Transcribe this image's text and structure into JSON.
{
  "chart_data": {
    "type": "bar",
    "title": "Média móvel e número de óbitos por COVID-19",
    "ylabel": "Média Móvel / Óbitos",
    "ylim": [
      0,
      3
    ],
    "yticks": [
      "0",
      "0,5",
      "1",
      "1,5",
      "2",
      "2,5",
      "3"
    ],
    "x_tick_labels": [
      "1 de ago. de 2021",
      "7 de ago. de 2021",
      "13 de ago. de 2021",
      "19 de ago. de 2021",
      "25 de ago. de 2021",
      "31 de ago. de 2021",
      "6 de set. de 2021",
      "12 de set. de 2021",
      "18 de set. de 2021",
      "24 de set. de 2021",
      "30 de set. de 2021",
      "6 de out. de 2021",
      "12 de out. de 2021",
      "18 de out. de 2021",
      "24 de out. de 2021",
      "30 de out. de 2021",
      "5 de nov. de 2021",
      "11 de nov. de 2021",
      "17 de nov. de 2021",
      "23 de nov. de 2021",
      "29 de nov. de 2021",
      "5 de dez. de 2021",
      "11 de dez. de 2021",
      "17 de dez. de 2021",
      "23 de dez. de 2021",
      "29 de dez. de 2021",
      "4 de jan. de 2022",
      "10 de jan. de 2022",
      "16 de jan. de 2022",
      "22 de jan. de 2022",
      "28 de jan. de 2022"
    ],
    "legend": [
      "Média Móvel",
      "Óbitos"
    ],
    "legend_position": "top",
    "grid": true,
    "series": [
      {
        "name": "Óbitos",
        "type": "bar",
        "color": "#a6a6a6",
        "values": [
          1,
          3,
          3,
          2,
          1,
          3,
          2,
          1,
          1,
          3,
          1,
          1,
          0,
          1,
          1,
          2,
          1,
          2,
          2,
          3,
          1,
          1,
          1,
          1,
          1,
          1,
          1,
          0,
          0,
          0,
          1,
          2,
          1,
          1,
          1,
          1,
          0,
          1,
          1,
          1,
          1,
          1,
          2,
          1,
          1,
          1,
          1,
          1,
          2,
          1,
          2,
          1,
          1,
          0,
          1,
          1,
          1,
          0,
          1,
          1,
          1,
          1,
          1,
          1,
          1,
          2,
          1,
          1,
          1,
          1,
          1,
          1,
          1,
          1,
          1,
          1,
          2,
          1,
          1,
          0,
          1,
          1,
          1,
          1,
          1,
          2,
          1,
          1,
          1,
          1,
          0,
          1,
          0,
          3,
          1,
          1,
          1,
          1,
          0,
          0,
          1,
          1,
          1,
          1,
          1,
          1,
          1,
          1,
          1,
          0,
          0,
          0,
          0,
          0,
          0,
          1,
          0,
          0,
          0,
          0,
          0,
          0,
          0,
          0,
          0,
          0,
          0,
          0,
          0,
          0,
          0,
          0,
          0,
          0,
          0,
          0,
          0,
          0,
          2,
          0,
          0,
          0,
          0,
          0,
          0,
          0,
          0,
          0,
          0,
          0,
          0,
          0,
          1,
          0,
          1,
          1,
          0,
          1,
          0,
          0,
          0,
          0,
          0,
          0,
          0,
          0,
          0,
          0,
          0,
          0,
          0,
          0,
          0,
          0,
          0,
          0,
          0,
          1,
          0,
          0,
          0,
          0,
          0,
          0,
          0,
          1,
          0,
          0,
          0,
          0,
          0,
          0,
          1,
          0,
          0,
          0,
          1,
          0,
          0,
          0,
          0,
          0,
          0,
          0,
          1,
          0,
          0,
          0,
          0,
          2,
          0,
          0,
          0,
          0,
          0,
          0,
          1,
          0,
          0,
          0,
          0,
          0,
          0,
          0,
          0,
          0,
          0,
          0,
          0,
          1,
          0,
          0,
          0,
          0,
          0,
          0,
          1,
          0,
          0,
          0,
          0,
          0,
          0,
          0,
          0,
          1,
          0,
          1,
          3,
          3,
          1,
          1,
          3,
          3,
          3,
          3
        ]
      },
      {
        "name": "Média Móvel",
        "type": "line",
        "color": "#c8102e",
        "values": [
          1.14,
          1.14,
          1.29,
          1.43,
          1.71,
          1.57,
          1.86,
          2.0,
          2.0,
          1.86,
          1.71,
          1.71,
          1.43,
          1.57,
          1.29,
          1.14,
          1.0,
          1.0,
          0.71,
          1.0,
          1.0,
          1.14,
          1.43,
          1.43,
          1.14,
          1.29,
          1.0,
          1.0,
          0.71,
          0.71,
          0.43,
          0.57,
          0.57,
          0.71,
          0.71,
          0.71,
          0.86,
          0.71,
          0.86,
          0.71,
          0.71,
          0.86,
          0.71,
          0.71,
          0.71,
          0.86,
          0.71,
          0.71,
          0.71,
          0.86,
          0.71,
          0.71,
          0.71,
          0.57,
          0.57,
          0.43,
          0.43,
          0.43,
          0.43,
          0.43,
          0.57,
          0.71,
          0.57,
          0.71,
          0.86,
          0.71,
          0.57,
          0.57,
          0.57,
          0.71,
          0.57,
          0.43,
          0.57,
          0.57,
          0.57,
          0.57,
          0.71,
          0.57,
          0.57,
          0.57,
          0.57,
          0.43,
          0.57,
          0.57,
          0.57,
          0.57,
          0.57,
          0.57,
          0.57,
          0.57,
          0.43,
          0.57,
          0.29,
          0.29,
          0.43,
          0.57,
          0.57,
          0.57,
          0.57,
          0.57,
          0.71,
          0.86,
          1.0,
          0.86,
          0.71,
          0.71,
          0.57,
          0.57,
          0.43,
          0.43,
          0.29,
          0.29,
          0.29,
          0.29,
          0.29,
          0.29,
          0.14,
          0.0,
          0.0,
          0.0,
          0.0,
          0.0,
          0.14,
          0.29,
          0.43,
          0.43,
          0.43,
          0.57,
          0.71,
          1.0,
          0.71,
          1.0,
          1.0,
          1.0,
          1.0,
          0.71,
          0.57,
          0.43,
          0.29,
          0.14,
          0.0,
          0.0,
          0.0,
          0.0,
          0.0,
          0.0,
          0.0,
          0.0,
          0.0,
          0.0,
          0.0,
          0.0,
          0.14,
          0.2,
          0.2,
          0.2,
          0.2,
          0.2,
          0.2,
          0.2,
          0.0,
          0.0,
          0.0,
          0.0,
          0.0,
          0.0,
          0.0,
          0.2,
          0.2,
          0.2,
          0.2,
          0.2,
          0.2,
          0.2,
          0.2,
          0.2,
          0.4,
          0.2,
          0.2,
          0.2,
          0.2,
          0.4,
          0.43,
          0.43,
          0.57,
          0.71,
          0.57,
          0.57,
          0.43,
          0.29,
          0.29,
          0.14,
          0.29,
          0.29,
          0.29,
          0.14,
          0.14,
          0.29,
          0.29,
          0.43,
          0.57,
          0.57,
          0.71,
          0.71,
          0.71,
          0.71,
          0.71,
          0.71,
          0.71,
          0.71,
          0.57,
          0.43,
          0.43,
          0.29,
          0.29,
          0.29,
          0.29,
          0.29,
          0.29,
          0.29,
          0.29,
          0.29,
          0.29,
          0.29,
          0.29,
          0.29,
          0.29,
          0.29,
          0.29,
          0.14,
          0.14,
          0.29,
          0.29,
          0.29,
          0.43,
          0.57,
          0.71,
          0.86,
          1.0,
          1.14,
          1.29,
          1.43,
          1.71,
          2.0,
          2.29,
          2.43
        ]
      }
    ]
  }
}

▸ **INSTRUCTIONS FOR THE TASK**
The records above should be repeated in full, exactly as given.

▸ **EXERCISE OUTPUT**
Transcribe this image's text and structure into JSON.
{
  "chart_data": {
    "type": "bar",
    "title": "Média móvel e número de óbitos por COVID-19",
    "ylabel": "Média Móvel / Óbitos",
    "ylim": [
      0,
      3
    ],
    "yticks": [
      "0",
      "0,5",
      "1",
      "1,5",
      "2",
      "2,5",
      "3"
    ],
    "x_tick_labels": [
      "1 de ago. de 2021",
      "7 de ago. de 2021",
      "13 de ago. de 2021",
      "19 de ago. de 2021",
      "25 de ago. de 2021",
      "31 de ago. de 2021",
      "6 de set. de 2021",
      "12 de set. de 2021",
      "18 de set. de 2021",
      "24 de set. de 2021",
      "30 de set. de 2021",
      "6 de out. de 2021",
      "12 de out. de 2021",
      "18 de out. de 2021",
      "24 de out. de 2021",
      "30 de out. de 2021",
      "5 de nov. de 2021",
      "11 de nov. de 2021",
      "17 de nov. de 2021",
      "23 de nov. de 2021",
      "29 de nov. de 2021",
      "5 de dez. de 2021",
      "11 de dez. de 2021",
      "17 de dez. de 2021",
      "23 de dez. de 2021",
      "29 de dez. de 2021",
      "4 de jan. de 2022",
      "10 de jan. de 2022",
      "16 de jan. de 2022",
      "22 de jan. de 2022",
      "28 de jan. de 2022"
    ],
    "legend": [
      "Média Móvel",
      "Óbitos"
    ],
    "legend_position": "top",
    "grid": true,
    "series": [
      {
        "name": "Óbitos",
        "type": "bar",
        "color": "#a6a6a6",
        "values": [
          1,
          3,
          3,
          2,
          1,
          3,
          2,
          1,
          1,
          3,
          1,
          1,
          0,
          1,
          1,
          2,
          1,
          2,
          2,
          3,
          1,
          1,
          1,
          1,
          1,
          1,
          1,
          0,
          0,
          0,
          1,
          2,
          1,
          1,
          1,
          1,
          0,
          1,
          1,
          1,
          1,
          1,
          2,
          1,
          1,
          1,
          1,
          1,
          2,
          1,
          2,
          1,
          1,
          0,
          1,
          1,
          1,
          0,
          1,
          1,
          1,
          1,
          1,
          1,
          1,
          2,
          1,
          1,
          1,
          1,
          1,
          1,
          1,
          1,
          1,
          1,
          2,
          1,
          1,
          0,
          1,
          1,
          1,
          1,
          1,
          2,
          1,
          1,
          1,
          1,
          0,
          1,
          0,
          3,
          1,
          1,
          1,
          1,
          0,
          0,
          1,
          1,
          1,
          1,
          1,
          1,
          1,
          1,
          1,
          0,
          0,
          0,
          0,
          0,
          0,
          1,
          0,
          0,
          0,
          0,
          0,
          0,
          0,
          0,
          0,
          0,
          0,
          0,
          0,
          0,
          0,
          0,
          0,
          0,
          0,
          0,
          0,
          0,
          2,
          0,
          0,
          0,
          0,
          0,
          0,
          0,
          0,
          0,
          0,
          0,
          0,
          0,
          1,
          0,
          1,
          1,
          0,
          1,
          0,
          0,
          0,
          0,
          0,
          0,
          0,
          0,
          0,
          0,
          0,
          0,
          0,
          0,
          0,
          0,
          0,
          0,
          0,
          1,
          0,
          0,
          0,
          0,
          0,
          0,
          0,
          1,
          0,
          0,
          0,
          0,
          0,
          0,
          1,
          0,
          0,
          0,
          1,
          0,
          0,
          0,
          0,
          0,
          0,
          0,
          1,
          0,
          0,
          0,
          0,
          2,
          0,
          0,
          0,
          0,
          0,
          0,
          1,
          0,
          0,
          0,
          0,
          0,
          0,
          0,
          0,
          0,
          0,
          0,
          0,
          1,
          0,
          0,
          0,
          0,
          0,
          0,
          1,
          0,
          0,
          0,
          0,
          0,
          0,
          0,
          0,
          1,
          0,
          1,
          3,
          3,
          1,
          1,
          3,
          3,
          3,
          3
        ]
      },
      {
        "name": "Média Móvel",
        "type": "line",
        "color": "#c8102e",
        "values": [
          1.14,
          1.14,
          1.29,
          1.43,
          1.71,
          1.57,
          1.86,
          2.0,
          2.0,
          1.86,
          1.71,
          1.71,
          1.43,
          1.57,
          1.29,
          1.14,
          1.0,
          1.0,
          0.71,
          1.0,
          1.0,
          1.14,
          1.43,
          1.43,
          1.14,
          1.29,
          1.0,
          1.0,
          0.71,
          0.71,
          0.43,
          0.57,
          0.57,
          0.71,
          0.71,
          0.71,
          0.86,
          0.71,
          0.86,
          0.71,
          0.71,
          0.86,
          0.71,
          0.71,
          0.71,
          0.86,
          0.71,
          0.71,
          0.71,
          0.86,
          0.71,
          0.71,
          0.71,
          0.57,
          0.57,
          0.43,
          0.43,
          0.43,
          0.43,
          0.43,
          0.57,
          0.71,
          0.57,
          0.71,
          0.86,
          0.71,
          0.57,
          0.57,
          0.57,
          0.71,
          0.57,
          0.43,
          0.57,
          0.57,
          0.57,
          0.57,
          0.71,
          0.57,
          0.57,
          0.57,
          0.57,
          0.43,
          0.57,
          0.57,
          0.57,
          0.57,
          0.57,
          0.57,
          0.57,
          0.57,
          0.43,
          0.57,
          0.29,
          0.29,
          0.43,
          0.57,
          0.57,
          0.57,
          0.57,
          0.57,
          0.71,
          0.86,
          1.0,
          0.86,
          0.71,
          0.71,
          0.57,
          0.57,
          0.43,
          0.43,
          0.29,
          0.29,
          0.29,
          0.29,
          0.29,
          0.29,
          0.14,
          0.0,
          0.0,
          0.0,
          0.0,
          0.0,
          0.14,
          0.29,
          0.43,
          0.43,
          0.43,
          0.57,
          0.71,
          1.0,
          0.71,
          1.0,
          1.0,
          1.0,
          1.0,
          0.71,
          0.57,
          0.43,
          0.29,
          0.14,
          0.0,
          0.0,
          0.0,
          0.0,
          0.0,
          0.0,
          0.0,
          0.0,
          0.0,
          0.0,
          0.0,
          0.0,
          0.14,
          0.2,
          0.2,
          0.2,
          0.2,
          0.2,
          0.2,
          0.2,
          0.0,
          0.0,
          0.0,
          0.0,
          0.0,
          0.0,
          0.0,
          0.2,
          0.2,
          0.2,
          0.2,
          0.2,
          0.2,
          0.2,
          0.2,
          0.2,
          0.4,
          0.2,
          0.2,
          0.2,
          0.2,
          0.4,
          0.43,
          0.43,
          0.57,
          0.71,
          0.57,
          0.57,
          0.43,
          0.29,
          0.29,
          0.14,
          0.29,
          0.29,
          0.29,
          0.14,
          0.14,
          0.29,
          0.29,
          0.43,
          0.57,
          0.57,
          0.71,
          0.71,
          0.71,
          0.71,
          0.71,
          0.71,
          0.71,
          0.71,
          0.57,
          0.43,
          0.43,
          0.29,
          0.29,
          0.29,
          0.29,
          0.29,
          0.29,
          0.29,
          0.29,
          0.29,
          0.29,
          0.29,
          0.29,
          0.29,
          0.29,
          0.29,
          0.29,
          0.14,
          0.14,
          0.29,
          0.29,
          0.29,
          0.43,
          0.57,
          0.71,
          0.86,
          1.0,
          1.14,
          1.29,
          1.43,
          1.71,
          2.0,
          2.29,
          2.43
        ]
      }
    ]
  }
}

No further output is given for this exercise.